-- start Task inputs --

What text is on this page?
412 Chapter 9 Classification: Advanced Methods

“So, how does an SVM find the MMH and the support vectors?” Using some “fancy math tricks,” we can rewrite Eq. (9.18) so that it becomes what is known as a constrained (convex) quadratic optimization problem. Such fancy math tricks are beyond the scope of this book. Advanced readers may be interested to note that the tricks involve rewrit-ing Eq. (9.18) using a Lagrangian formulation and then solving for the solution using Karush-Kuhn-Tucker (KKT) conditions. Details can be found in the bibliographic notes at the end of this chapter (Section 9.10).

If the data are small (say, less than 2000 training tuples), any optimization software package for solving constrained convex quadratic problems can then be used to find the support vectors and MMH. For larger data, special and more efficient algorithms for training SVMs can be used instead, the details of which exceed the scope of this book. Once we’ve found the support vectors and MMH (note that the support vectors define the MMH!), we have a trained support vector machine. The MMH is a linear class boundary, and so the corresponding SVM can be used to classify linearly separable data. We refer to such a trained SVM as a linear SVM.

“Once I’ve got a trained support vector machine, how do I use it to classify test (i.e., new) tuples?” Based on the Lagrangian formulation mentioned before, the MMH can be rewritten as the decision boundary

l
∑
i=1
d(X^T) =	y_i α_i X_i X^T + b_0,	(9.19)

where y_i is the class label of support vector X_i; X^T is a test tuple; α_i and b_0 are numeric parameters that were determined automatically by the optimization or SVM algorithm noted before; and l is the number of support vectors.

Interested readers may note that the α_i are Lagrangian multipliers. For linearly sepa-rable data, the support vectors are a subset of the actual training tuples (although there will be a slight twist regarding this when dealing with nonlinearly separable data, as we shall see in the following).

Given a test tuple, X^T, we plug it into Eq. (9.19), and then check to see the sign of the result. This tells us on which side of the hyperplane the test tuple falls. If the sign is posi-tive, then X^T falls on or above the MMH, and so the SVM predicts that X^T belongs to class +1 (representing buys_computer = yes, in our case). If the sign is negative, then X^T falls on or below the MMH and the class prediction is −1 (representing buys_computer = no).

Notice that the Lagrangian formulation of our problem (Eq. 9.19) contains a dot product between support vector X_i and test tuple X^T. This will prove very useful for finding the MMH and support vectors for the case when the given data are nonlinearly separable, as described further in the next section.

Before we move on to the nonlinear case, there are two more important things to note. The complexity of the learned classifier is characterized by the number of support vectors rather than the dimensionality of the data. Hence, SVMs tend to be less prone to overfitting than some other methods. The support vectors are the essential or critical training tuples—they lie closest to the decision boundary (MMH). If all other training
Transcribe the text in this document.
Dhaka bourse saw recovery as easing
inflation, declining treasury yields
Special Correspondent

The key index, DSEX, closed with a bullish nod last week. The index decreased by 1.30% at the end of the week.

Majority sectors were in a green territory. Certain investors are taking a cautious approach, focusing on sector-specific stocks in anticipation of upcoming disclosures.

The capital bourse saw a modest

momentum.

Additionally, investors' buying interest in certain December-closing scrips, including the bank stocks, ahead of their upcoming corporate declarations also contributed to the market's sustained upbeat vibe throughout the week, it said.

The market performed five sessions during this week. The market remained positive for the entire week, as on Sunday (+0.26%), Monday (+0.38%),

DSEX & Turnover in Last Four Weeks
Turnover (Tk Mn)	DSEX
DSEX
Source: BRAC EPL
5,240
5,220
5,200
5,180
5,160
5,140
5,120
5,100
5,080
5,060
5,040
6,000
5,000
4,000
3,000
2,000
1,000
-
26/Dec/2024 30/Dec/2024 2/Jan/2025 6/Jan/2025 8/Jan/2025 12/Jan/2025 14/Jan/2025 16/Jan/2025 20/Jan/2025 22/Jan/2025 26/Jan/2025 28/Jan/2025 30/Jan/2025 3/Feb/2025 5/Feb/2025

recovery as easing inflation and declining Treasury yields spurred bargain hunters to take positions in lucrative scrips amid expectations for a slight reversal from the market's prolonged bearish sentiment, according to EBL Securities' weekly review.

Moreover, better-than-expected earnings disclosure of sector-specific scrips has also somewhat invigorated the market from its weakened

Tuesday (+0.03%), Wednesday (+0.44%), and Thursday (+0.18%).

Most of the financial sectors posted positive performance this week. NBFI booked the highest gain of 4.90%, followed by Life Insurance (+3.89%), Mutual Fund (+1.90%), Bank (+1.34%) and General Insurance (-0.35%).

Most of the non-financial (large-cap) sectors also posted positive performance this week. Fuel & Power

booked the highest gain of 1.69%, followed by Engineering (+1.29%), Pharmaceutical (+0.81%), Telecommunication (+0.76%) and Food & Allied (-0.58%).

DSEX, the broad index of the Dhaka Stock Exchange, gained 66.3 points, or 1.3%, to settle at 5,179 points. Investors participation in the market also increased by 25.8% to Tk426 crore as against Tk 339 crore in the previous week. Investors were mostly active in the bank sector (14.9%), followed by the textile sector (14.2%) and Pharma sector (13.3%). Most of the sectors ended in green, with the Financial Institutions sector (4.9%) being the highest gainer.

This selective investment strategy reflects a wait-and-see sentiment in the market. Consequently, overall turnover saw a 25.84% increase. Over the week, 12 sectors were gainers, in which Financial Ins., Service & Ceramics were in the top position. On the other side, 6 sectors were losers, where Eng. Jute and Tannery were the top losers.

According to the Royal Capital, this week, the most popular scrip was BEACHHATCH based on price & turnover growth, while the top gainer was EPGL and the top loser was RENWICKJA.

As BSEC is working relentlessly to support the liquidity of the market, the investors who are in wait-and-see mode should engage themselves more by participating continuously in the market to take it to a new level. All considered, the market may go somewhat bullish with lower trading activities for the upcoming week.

-- end Task inputs --

▸ Given task:
Copy out each line exactly.

▸ Reply:
What text is on this page?
412 Chapter 9 Classification: Advanced Methods

“So, how does an SVM find the MMH and the support vectors?” Using some “fancy math tricks,” we can rewrite Eq. (9.18) so that it becomes what is known as a constrained (convex) quadratic optimization problem. Such fancy math tricks are beyond the scope of this book. Advanced readers may be interested to note that the tricks involve rewrit-ing Eq. (9.18) using a Lagrangian formulation and then solving for the solution using Karush-Kuhn-Tucker (KKT) conditions. Details can be found in the bibliographic notes at the end of this chapter (Section 9.10).

If the data are small (say, less than 2000 training tuples), any optimization software package for solving constrained convex quadratic problems can then be used to find the support vectors and MMH. For larger data, special and more efficient algorithms for training SVMs can be used instead, the details of which exceed the scope of this book. Once we’ve found the support vectors and MMH (note that the support vectors define the MMH!), we have a trained support vector machine. The MMH is a linear class boundary, and so the corresponding SVM can be used to classify linearly separable data. We refer to such a trained SVM as a linear SVM.

“Once I’ve got a trained support vector machine, how do I use it to classify test (i.e., new) tuples?” Based on the Lagrangian formulation mentioned before, the MMH can be rewritten as the decision boundary

l
∑
i=1
d(X^T) =	y_i α_i X_i X^T + b_0,	(9.19)

where y_i is the class label of support vector X_i; X^T is a test tuple; α_i and b_0 are numeric parameters that were determined automatically by the optimization or SVM algorithm noted before; and l is the number of support vectors.

Interested readers may note that the α_i are Lagrangian multipliers. For linearly sepa-rable data, the support vectors are a subset of the actual training tuples (although there will be a slight twist regarding this when dealing with nonlinearly separable data, as we shall see in the following).

Given a test tuple, X^T, we plug it into Eq. (9.19), and then check to see the sign of the result. This tells us on which side of the hyperplane the test tuple falls. If the sign is posi-tive, then X^T falls on or above the MMH, and so the SVM predicts that X^T belongs to class +1 (representing buys_computer = yes, in our case). If the sign is negative, then X^T falls on or below the MMH and the class prediction is −1 (representing buys_computer = no).

Notice that the Lagrangian formulation of our problem (Eq. 9.19) contains a dot product between support vector X_i and test tuple X^T. This will prove very useful for finding the MMH and support vectors for the case when the given data are nonlinearly separable, as described further in the next section.

Before we move on to the nonlinear case, there are two more important things to note. The complexity of the learned classifier is characterized by the number of support vectors rather than the dimensionality of the data. Hence, SVMs tend to be less prone to overfitting than some other methods. The support vectors are the essential or critical training tuples—they lie closest to the decision boundary (MMH). If all other training
Transcribe the text in this document.
Dhaka bourse saw recovery as easing
inflation, declining treasury yields
Special Correspondent

The key index, DSEX, closed with a bullish nod last week. The index decreased by 1.30% at the end of the week.

Majority sectors were in a green territory. Certain investors are taking a cautious approach, focusing on sector-specific stocks in anticipation of upcoming disclosures.

The capital bourse saw a modest

momentum.

Additionally, investors' buying interest in certain December-closing scrips, including the bank stocks, ahead of their upcoming corporate declarations also contributed to the market's sustained upbeat vibe throughout the week, it said.

The market performed five sessions during this week. The market remained positive for the entire week, as on Sunday (+0.26%), Monday (+0.38%),

DSEX & Turnover in Last Four Weeks
Turnover (Tk Mn)	DSEX
DSEX
Source: BRAC EPL
5,240
5,220
5,200
5,180
5,160
5,140
5,120
5,100
5,080
5,060
5,040
6,000
5,000
4,000
3,000
2,000
1,000
-
26/Dec/2024 30/Dec/2024 2/Jan/2025 6/Jan/2025 8/Jan/2025 12/Jan/2025 14/Jan/2025 16/Jan/2025 20/Jan/2025 22/Jan/2025 26/Jan/2025 28/Jan/2025 30/Jan/2025 3/Feb/2025 5/Feb/2025

recovery as easing inflation and declining Treasury yields spurred bargain hunters to take positions in lucrative scrips amid expectations for a slight reversal from the market's prolonged bearish sentiment, according to EBL Securities' weekly review.

Moreover, better-than-expected earnings disclosure of sector-specific scrips has also somewhat invigorated the market from its weakened

Tuesday (+0.03%), Wednesday (+0.44%), and Thursday (+0.18%).

Most of the financial sectors posted positive performance this week. NBFI booked the highest gain of 4.90%, followed by Life Insurance (+3.89%), Mutual Fund (+1.90%), Bank (+1.34%) and General Insurance (-0.35%).

Most of the non-financial (large-cap) sectors also posted positive performance this week. Fuel & Power

booked the highest gain of 1.69%, followed by Engineering (+1.29%), Pharmaceutical (+0.81%), Telecommunication (+0.76%) and Food & Allied (-0.58%).

DSEX, the broad index of the Dhaka Stock Exchange, gained 66.3 points, or 1.3%, to settle at 5,179 points. Investors participation in the market also increased by 25.8% to Tk426 crore as against Tk 339 crore in the previous week. Investors were mostly active in the bank sector (14.9%), followed by the textile sector (14.2%) and Pharma sector (13.3%). Most of the sectors ended in green, with the Financial Institutions sector (4.9%) being the highest gainer.

This selective investment strategy reflects a wait-and-see sentiment in the market. Consequently, overall turnover saw a 25.84% increase. Over the week, 12 sectors were gainers, in which Financial Ins., Service & Ceramics were in the top position. On the other side, 6 sectors were losers, where Eng. Jute and Tannery were the top losers.

According to the Royal Capital, this week, the most popular scrip was BEACHHATCH based on price & turnover growth, while the top gainer was EPGL and the top loser was RENWICKJA.

As BSEC is working relentlessly to support the liquidity of the market, the investors who are in wait-and-see mode should engage themselves more by participating continuously in the market to take it to a new level. All considered, the market may go somewhat bullish with lower trading activities for the upcoming week.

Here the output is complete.